_WHAT YOU SHOULD DO_
Reproduce the listing below verbatim.
:: DATA LINES ::
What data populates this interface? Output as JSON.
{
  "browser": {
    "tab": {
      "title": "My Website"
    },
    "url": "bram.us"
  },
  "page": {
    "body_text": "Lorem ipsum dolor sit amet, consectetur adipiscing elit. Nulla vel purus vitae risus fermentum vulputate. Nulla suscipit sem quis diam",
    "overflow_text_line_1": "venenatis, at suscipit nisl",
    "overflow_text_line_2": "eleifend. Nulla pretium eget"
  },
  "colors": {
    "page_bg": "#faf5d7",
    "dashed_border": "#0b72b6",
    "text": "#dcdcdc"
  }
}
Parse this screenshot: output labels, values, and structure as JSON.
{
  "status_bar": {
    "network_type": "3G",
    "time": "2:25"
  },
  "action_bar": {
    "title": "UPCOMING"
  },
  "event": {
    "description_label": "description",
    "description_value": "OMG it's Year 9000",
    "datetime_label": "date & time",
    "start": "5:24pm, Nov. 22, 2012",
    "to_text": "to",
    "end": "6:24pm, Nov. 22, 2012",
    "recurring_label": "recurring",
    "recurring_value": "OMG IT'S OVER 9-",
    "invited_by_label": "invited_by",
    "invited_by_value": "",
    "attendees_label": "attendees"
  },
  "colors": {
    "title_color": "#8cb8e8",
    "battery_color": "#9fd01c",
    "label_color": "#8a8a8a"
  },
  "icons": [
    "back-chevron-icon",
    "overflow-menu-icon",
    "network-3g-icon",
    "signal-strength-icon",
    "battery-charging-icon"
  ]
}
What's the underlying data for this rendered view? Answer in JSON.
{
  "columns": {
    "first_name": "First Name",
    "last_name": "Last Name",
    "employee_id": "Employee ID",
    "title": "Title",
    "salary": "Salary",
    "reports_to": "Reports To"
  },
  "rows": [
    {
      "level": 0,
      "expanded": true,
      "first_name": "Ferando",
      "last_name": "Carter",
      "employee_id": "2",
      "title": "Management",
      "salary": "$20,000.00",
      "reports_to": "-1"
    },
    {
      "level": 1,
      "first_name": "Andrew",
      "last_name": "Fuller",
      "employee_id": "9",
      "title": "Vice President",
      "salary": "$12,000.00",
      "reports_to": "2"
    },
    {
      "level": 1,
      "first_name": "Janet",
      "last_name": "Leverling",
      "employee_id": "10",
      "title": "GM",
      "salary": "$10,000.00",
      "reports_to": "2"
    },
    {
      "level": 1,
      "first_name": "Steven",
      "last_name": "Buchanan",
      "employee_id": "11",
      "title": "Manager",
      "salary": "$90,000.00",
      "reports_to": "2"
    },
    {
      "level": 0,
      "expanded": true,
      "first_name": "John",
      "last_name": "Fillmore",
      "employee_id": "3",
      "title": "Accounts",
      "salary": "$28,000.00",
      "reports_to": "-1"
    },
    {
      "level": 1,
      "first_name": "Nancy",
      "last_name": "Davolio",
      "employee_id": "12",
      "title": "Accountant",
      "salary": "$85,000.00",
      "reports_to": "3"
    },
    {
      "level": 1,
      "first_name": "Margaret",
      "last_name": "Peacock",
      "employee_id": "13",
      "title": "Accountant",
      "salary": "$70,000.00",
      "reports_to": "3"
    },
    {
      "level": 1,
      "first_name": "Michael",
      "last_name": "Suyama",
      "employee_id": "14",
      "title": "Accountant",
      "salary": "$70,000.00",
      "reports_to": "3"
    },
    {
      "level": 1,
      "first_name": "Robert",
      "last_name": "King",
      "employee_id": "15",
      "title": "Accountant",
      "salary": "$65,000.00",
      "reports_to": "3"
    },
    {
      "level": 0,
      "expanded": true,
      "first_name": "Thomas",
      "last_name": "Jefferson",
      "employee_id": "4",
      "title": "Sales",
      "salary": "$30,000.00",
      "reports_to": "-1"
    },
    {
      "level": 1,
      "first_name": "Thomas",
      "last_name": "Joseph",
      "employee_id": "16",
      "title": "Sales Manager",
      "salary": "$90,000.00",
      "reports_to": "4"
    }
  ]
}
:::
_THE RESULT_
What data populates this interface? Output as JSON.
{
  "browser": {
    "tab": {
      "title": "My Website"
    },
    "url": "bram.us"
  },
  "page": {
    "body_text": "Lorem ipsum dolor sit amet, consectetur adipiscing elit. Nulla vel purus vitae risus fermentum vulputate. Nulla suscipit sem quis diam",
    "overflow_text_line_1": "venenatis, at suscipit nisl",
    "overflow_text_line_2": "eleifend. Nulla pretium eget"
  },
  "colors": {
    "page_bg": "#faf5d7",
    "dashed_border": "#0b72b6",
    "text": "#dcdcdc"
  }
}
Parse this screenshot: output labels, values, and structure as JSON.
{
  "status_bar": {
    "network_type": "3G",
    "time": "2:25"
  },
  "action_bar": {
    "title": "UPCOMING"
  },
  "event": {
    "description_label": "description",
    "description_value": "OMG it's Year 9000",
    "datetime_label": "date & time",
    "start": "5:24pm, Nov. 22, 2012",
    "to_text": "to",
    "end": "6:24pm, Nov. 22, 2012",
    "recurring_label": "recurring",
    "recurring_value": "OMG IT'S OVER 9-",
    "invited_by_label": "invited_by",
    "invited_by_value": "",
    "attendees_label": "attendees"
  },
  "colors": {
    "title_color": "#8cb8e8",
    "battery_color": "#9fd01c",
    "label_color": "#8a8a8a"
  },
  "icons": [
    "back-chevron-icon",
    "overflow-menu-icon",
    "network-3g-icon",
    "signal-strength-icon",
    "battery-charging-icon"
  ]
}
What's the underlying data for this rendered view? Answer in JSON.
{
  "columns": {
    "first_name": "First Name",
    "last_name": "Last Name",
    "employee_id": "Employee ID",
    "title": "Title",
    "salary": "Salary",
    "reports_to": "Reports To"
  },
  "rows": [
    {
      "level": 0,
      "expanded": true,
      "first_name": "Ferando",
      "last_name": "Carter",
      "employee_id": "2",
      "title": "Management",
      "salary": "$20,000.00",
      "reports_to": "-1"
    },
    {
      "level": 1,
      "first_name": "Andrew",
      "last_name": "Fuller",
      "employee_id": "9",
      "title": "Vice President",
      "salary": "$12,000.00",
      "reports_to": "2"
    },
    {
      "level": 1,
      "first_name": "Janet",
      "last_name": "Leverling",
      "employee_id": "10",
      "title": "GM",
      "salary": "$10,000.00",
      "reports_to": "2"
    },
    {
      "level": 1,
      "first_name": "Steven",
      "last_name": "Buchanan",
      "employee_id": "11",
      "title": "Manager",
      "salary": "$90,000.00",
      "reports_to": "2"
    },
    {
      "level": 0,
      "expanded": true,
      "first_name": "John",
      "last_name": "Fillmore",
      "employee_id": "3",
      "title": "Accounts",
      "salary": "$28,000.00",
      "reports_to": "-1"
    },
    {
      "level": 1,
      "first_name": "Nancy",
      "last_name": "Davolio",
      "employee_id": "12",
      "title": "Accountant",
      "salary": "$85,000.00",
      "reports_to": "3"
    },
    {
      "level": 1,
      "first_name": "Margaret",
      "last_name": "Peacock",
      "employee_id": "13",
      "title": "Accountant",
      "salary": "$70,000.00",
      "reports_to": "3"
    },
    {
      "level": 1,
      "first_name": "Michael",
      "last_name": "Suyama",
      "employee_id": "14",
      "title": "Accountant",
      "salary": "$70,000.00",
      "reports_to": "3"
    },
    {
      "level": 1,
      "first_name": "Robert",
      "last_name": "King",
      "employee_id": "15",
      "title": "Accountant",
      "salary": "$65,000.00",
      "reports_to": "3"
    },
    {
      "level": 0,
      "expanded": true,
      "first_name": "Thomas",
      "last_name": "Jefferson",
      "employee_id": "4",
      "title": "Sales",
      "salary": "$30,000.00",
      "reports_to": "-1"
    },
    {
      "level": 1,
      "first_name": "Thomas",
      "last_name": "Joseph",
      "employee_id": "16",
      "title": "Sales Manager",
      "salary": "$90,000.00",
      "reports_to": "4"
    }
  ]
}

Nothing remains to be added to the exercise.